Dataset records:
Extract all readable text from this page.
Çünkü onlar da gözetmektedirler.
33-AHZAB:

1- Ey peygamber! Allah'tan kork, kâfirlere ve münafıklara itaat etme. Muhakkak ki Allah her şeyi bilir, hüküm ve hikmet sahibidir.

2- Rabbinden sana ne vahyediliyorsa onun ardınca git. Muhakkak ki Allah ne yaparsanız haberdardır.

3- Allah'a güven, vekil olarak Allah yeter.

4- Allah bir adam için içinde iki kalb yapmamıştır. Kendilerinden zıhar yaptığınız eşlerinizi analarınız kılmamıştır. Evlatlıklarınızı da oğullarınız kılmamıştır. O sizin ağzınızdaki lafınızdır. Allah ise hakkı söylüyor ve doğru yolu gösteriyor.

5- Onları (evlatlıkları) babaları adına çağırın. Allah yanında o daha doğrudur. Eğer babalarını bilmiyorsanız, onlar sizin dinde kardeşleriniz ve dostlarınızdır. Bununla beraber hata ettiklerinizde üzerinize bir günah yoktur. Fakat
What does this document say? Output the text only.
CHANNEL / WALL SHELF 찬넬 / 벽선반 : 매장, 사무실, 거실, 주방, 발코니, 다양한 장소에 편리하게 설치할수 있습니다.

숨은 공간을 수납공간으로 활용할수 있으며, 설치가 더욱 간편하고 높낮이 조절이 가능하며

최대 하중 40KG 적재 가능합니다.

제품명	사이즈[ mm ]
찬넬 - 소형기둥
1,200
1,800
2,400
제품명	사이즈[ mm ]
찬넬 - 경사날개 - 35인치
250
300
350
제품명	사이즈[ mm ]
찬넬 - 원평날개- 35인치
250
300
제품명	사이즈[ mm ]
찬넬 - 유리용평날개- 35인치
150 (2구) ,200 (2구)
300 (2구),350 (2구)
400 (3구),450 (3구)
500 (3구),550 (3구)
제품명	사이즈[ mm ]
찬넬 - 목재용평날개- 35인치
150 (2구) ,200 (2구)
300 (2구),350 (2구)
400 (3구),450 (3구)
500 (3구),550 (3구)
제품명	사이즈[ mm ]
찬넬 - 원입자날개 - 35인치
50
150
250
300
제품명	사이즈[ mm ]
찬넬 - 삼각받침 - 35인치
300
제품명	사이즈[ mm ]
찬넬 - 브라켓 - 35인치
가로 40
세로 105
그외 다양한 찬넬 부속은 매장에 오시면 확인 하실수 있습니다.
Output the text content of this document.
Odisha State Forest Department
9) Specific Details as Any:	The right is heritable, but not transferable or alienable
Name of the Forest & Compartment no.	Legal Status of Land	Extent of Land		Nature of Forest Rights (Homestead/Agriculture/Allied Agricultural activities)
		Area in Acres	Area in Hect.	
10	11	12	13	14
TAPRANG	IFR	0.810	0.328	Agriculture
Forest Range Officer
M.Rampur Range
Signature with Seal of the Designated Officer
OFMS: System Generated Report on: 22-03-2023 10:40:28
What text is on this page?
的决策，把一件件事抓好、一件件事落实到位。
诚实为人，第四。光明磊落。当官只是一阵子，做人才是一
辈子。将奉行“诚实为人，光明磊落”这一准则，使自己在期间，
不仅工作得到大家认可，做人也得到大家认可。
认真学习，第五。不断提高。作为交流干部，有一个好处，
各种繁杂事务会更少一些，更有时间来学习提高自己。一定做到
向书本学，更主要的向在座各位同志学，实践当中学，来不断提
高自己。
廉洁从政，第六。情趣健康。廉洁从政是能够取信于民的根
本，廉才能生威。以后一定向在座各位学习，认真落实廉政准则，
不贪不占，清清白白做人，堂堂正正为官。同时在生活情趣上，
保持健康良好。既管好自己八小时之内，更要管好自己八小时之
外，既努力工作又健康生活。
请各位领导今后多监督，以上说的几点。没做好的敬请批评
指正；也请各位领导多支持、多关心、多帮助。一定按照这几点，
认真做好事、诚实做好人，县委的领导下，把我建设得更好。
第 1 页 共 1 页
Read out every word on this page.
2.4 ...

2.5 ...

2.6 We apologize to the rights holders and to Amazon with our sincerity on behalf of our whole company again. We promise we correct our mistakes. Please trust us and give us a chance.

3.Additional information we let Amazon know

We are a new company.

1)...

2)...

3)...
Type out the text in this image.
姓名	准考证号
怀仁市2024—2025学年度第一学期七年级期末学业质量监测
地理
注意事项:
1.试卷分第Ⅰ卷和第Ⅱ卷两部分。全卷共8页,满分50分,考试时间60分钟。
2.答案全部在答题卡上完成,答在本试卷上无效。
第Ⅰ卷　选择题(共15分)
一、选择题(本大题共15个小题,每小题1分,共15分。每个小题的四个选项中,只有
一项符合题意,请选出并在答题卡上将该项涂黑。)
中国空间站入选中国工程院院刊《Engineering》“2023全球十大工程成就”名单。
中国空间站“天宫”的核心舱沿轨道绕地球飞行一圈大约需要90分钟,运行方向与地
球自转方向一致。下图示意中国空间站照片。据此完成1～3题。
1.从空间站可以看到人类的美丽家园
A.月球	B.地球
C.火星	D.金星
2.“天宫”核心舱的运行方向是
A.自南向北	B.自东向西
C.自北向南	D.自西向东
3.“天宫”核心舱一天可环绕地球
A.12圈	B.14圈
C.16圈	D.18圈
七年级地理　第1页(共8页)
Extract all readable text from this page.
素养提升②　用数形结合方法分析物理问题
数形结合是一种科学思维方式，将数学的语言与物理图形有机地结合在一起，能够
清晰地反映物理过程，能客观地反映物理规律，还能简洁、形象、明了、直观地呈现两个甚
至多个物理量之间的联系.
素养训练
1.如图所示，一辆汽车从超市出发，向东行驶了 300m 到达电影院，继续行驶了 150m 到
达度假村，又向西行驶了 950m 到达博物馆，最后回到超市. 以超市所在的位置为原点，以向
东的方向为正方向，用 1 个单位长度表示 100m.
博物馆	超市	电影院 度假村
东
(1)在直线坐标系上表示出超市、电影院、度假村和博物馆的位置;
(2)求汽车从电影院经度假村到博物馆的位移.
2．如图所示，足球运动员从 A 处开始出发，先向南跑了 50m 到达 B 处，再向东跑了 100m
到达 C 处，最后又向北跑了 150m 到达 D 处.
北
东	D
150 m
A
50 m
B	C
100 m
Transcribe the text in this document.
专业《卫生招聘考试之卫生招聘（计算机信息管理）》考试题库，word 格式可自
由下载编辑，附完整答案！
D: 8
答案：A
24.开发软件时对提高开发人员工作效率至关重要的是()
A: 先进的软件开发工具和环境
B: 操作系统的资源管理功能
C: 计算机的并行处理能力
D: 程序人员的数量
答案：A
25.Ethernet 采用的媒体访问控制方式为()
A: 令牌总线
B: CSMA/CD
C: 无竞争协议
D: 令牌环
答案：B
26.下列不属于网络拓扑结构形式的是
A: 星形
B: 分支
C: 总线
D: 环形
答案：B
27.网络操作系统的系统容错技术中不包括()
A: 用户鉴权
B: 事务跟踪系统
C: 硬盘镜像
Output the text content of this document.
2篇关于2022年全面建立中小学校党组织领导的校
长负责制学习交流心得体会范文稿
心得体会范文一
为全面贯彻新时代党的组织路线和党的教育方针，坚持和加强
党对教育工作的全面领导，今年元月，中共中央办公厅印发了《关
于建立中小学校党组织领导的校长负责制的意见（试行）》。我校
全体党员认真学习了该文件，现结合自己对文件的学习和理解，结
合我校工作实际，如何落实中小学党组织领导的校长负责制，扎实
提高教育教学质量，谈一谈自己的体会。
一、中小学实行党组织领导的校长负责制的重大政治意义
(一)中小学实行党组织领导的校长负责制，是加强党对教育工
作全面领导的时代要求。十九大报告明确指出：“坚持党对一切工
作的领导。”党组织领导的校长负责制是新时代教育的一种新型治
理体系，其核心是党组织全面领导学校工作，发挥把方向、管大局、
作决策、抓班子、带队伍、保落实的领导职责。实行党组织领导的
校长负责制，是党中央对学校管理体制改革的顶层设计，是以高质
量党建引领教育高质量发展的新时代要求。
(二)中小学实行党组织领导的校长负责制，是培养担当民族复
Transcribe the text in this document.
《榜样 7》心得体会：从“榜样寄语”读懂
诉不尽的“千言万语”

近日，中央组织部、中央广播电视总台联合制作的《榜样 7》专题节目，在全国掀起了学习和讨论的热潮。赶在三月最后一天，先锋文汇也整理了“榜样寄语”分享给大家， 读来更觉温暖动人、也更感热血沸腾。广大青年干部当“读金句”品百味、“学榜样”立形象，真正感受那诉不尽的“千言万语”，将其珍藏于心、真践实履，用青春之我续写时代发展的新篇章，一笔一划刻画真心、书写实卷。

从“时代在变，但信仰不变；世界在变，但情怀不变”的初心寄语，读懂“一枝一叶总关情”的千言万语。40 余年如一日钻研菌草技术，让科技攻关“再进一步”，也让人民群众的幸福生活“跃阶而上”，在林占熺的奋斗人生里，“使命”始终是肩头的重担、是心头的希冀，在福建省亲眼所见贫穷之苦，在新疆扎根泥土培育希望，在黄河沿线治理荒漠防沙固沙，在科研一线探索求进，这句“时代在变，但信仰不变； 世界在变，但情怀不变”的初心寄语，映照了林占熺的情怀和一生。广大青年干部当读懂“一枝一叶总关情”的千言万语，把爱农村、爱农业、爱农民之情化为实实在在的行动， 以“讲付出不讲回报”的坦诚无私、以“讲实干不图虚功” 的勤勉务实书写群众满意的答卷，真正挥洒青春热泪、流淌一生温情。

WHAT THIS TASK INVOLVES
Write only the number of lines in the data above that include "光明磊落".

OUTPUT FOR THIS EXERCISE
2